[Dataset excerpts]

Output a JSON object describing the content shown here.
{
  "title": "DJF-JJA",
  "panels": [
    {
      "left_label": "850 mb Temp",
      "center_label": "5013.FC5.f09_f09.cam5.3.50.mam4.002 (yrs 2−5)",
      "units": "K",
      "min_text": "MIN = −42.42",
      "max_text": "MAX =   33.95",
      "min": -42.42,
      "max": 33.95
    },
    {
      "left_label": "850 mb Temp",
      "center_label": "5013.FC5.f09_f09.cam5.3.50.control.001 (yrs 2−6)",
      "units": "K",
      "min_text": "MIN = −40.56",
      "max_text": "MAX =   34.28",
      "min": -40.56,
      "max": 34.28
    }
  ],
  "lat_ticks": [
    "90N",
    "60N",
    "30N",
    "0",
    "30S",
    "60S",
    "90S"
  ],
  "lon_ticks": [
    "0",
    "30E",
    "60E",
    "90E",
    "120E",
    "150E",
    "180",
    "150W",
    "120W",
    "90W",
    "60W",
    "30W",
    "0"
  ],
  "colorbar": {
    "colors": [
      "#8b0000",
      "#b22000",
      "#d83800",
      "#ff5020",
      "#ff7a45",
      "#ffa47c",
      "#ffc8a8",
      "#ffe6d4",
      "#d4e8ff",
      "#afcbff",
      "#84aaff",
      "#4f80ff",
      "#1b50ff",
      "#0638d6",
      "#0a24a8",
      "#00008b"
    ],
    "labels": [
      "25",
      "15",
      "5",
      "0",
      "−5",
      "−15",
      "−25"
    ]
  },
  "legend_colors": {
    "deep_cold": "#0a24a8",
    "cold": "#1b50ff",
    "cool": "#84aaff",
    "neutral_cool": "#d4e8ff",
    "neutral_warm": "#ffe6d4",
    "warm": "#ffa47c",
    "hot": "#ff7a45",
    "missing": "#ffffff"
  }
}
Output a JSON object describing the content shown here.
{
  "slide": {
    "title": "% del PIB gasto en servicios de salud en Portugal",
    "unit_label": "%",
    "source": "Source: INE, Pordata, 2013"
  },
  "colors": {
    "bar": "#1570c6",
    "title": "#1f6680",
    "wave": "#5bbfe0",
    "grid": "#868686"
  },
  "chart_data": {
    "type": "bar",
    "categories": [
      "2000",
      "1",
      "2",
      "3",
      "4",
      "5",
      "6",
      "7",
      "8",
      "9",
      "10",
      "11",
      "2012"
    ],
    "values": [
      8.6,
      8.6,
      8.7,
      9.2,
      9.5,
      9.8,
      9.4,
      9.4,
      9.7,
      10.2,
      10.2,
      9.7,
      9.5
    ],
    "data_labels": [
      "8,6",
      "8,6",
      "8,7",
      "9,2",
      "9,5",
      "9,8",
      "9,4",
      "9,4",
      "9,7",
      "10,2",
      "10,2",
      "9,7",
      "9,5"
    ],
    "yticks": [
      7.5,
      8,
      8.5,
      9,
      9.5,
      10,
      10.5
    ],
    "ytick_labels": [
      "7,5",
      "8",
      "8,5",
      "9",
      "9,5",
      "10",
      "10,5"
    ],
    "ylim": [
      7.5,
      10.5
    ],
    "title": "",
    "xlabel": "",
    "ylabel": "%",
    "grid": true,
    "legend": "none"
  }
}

[What is expected] Return the listing above in its exact form.

[Output of the exercise]
Output a JSON object describing the content shown here.
{
  "title": "DJF-JJA",
  "panels": [
    {
      "left_label": "850 mb Temp",
      "center_label": "5013.FC5.f09_f09.cam5.3.50.mam4.002 (yrs 2−5)",
      "units": "K",
      "min_text": "MIN = −42.42",
      "max_text": "MAX =   33.95",
      "min": -42.42,
      "max": 33.95
    },
    {
      "left_label": "850 mb Temp",
      "center_label": "5013.FC5.f09_f09.cam5.3.50.control.001 (yrs 2−6)",
      "units": "K",
      "min_text": "MIN = −40.56",
      "max_text": "MAX =   34.28",
      "min": -40.56,
      "max": 34.28
    }
  ],
  "lat_ticks": [
    "90N",
    "60N",
    "30N",
    "0",
    "30S",
    "60S",
    "90S"
  ],
  "lon_ticks": [
    "0",
    "30E",
    "60E",
    "90E",
    "120E",
    "150E",
    "180",
    "150W",
    "120W",
    "90W",
    "60W",
    "30W",
    "0"
  ],
  "colorbar": {
    "colors": [
      "#8b0000",
      "#b22000",
      "#d83800",
      "#ff5020",
      "#ff7a45",
      "#ffa47c",
      "#ffc8a8",
      "#ffe6d4",
      "#d4e8ff",
      "#afcbff",
      "#84aaff",
      "#4f80ff",
      "#1b50ff",
      "#0638d6",
      "#0a24a8",
      "#00008b"
    ],
    "labels": [
      "25",
      "15",
      "5",
      "0",
      "−5",
      "−15",
      "−25"
    ]
  },
  "legend_colors": {
    "deep_cold": "#0a24a8",
    "cold": "#1b50ff",
    "cool": "#84aaff",
    "neutral_cool": "#d4e8ff",
    "neutral_warm": "#ffe6d4",
    "warm": "#ffa47c",
    "hot": "#ff7a45",
    "missing": "#ffffff"
  }
}
Output a JSON object describing the content shown here.
{
  "slide": {
    "title": "% del PIB gasto en servicios de salud en Portugal",
    "unit_label": "%",
    "source": "Source: INE, Pordata, 2013"
  },
  "colors": {
    "bar": "#1570c6",
    "title": "#1f6680",
    "wave": "#5bbfe0",
    "grid": "#868686"
  },
  "chart_data": {
    "type": "bar",
    "categories": [
      "2000",
      "1",
      "2",
      "3",
      "4",
      "5",
      "6",
      "7",
      "8",
      "9",
      "10",
      "11",
      "2012"
    ],
    "values": [
      8.6,
      8.6,
      8.7,
      9.2,
      9.5,
      9.8,
      9.4,
      9.4,
      9.7,
      10.2,
      10.2,
      9.7,
      9.5
    ],
    "data_labels": [
      "8,6",
      "8,6",
      "8,7",
      "9,2",
      "9,5",
      "9,8",
      "9,4",
      "9,4",
      "9,7",
      "10,2",
      "10,2",
      "9,7",
      "9,5"
    ],
    "yticks": [
      7.5,
      8,
      8.5,
      9,
      9.5,
      10,
      10.5
    ],
    "ytick_labels": [
      "7,5",
      "8",
      "8,5",
      "9",
      "9,5",
      "10",
      "10,5"
    ],
    "ylim": [
      7.5,
      10.5
    ],
    "title": "",
    "xlabel": "",
    "ylabel": "%",
    "grid": true,
    "legend": "none"
  }
}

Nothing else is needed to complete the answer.